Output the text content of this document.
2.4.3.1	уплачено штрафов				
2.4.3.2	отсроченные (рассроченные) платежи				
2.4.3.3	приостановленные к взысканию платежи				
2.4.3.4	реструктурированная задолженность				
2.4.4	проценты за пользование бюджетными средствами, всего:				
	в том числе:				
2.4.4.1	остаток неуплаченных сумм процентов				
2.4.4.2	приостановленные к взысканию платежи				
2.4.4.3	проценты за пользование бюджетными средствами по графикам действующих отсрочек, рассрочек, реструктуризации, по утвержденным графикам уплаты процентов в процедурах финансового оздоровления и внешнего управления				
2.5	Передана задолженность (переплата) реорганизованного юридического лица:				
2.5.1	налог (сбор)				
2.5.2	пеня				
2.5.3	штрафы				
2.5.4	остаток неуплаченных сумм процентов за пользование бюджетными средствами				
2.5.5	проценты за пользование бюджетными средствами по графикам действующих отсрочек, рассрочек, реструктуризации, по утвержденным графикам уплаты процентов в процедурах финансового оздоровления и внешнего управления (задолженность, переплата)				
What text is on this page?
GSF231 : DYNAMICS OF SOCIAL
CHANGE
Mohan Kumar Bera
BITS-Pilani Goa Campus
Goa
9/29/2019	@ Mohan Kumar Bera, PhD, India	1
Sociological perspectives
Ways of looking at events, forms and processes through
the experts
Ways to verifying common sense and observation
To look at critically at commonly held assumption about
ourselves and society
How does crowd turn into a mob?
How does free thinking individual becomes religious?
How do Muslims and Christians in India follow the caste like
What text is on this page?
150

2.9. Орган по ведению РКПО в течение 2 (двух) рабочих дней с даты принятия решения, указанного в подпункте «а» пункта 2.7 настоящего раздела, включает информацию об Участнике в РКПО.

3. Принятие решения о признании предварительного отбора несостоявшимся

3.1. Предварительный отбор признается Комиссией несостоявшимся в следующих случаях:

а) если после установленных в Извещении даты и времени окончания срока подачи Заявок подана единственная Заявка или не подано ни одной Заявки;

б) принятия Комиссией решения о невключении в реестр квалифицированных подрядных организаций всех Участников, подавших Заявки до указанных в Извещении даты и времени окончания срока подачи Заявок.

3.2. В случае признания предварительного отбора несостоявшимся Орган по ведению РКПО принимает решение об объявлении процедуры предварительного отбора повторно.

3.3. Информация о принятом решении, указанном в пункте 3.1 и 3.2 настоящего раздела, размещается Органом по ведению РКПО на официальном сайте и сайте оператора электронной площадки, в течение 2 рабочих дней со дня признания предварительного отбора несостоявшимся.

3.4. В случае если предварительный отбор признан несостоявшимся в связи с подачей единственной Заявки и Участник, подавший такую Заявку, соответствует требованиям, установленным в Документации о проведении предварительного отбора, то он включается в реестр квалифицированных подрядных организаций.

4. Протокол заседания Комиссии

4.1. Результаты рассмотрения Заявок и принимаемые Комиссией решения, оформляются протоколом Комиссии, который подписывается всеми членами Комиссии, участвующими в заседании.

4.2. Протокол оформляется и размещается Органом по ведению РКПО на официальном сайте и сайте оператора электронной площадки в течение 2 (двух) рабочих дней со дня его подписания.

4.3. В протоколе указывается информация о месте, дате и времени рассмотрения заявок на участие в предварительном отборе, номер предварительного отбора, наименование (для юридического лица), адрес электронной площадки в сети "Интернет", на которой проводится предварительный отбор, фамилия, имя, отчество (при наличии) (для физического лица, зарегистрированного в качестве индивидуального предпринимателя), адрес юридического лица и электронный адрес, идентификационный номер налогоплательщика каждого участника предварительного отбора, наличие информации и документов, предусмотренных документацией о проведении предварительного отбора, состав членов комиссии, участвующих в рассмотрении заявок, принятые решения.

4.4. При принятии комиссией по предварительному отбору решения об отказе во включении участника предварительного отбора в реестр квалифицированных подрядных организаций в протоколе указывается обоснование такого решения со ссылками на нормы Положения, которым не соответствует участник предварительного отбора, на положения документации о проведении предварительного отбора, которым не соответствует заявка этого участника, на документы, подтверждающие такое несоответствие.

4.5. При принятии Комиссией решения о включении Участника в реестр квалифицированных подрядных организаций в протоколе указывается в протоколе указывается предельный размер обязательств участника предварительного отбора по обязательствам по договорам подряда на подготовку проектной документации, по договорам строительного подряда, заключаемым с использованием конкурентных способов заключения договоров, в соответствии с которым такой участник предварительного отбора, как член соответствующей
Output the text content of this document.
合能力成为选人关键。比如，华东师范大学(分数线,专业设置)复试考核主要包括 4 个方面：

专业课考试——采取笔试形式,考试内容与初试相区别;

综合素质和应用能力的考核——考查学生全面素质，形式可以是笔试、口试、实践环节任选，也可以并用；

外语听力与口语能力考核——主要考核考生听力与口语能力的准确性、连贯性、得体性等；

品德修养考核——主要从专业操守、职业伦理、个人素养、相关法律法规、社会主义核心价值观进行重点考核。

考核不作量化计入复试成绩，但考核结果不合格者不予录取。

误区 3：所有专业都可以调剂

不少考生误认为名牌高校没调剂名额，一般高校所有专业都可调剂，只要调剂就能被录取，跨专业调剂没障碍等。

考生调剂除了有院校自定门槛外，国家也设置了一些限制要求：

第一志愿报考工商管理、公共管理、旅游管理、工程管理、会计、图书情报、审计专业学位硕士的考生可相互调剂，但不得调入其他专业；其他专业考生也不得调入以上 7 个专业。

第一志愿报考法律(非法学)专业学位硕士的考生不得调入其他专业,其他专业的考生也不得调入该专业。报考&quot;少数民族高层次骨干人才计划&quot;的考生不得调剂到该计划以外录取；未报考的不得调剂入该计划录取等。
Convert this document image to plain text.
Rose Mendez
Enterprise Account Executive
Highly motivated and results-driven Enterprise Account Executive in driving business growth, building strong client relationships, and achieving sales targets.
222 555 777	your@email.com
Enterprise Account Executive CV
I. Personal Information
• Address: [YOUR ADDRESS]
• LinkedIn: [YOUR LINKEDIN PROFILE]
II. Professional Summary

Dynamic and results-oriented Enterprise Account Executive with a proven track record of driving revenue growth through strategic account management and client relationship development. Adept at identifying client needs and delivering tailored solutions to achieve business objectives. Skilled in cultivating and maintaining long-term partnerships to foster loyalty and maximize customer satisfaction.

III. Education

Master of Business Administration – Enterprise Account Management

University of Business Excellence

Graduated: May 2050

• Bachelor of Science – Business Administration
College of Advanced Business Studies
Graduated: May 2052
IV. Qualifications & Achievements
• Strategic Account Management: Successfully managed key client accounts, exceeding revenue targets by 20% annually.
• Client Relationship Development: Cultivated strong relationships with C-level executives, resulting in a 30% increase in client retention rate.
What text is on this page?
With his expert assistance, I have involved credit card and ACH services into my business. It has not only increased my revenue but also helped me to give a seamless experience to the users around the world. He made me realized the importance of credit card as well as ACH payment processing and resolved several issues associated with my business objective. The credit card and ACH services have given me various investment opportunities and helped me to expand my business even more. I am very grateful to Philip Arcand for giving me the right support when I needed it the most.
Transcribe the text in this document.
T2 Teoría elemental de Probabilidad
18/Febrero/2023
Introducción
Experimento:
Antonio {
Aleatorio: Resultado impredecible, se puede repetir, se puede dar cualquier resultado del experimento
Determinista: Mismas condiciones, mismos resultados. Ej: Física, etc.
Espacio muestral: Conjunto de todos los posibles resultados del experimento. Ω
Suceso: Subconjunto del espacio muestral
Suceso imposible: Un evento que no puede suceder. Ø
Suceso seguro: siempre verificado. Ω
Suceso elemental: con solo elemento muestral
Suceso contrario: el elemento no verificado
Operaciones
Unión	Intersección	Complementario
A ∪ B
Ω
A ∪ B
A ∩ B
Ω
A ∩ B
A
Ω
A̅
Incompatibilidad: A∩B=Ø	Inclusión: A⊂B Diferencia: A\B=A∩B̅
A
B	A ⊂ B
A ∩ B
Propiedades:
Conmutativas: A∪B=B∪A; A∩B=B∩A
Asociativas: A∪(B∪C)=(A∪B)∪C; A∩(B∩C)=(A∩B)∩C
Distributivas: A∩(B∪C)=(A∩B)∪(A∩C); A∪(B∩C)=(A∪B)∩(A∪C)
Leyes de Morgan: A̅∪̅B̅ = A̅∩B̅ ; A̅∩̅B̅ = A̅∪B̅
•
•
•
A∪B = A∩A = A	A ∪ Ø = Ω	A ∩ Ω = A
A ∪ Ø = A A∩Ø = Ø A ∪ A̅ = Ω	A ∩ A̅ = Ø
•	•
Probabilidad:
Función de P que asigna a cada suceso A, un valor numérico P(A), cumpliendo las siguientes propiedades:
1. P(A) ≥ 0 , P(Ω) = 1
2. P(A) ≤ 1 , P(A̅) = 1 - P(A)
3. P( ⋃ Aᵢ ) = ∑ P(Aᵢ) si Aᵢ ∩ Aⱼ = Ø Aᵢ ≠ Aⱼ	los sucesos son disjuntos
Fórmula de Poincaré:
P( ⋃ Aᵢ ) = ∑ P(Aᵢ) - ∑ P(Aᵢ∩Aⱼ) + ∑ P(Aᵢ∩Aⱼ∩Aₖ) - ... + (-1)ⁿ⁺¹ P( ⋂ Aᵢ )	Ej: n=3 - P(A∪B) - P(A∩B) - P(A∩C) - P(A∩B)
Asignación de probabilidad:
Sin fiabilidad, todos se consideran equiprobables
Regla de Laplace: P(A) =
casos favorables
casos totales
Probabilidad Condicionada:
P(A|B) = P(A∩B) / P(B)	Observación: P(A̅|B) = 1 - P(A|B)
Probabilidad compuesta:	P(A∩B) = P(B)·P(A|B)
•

## Instructions to follow
Go over the data above and copy every line that has the word "strong" in it.

## Answer to the problem
Highly motivated and results-driven Enterprise Account Executive in driving business growth, building strong client relationships, and achieving sales targets.
• Client Relationship Development: Cultivated strong relationships with C-level executives, resulting in a 30% increase in client retention rate.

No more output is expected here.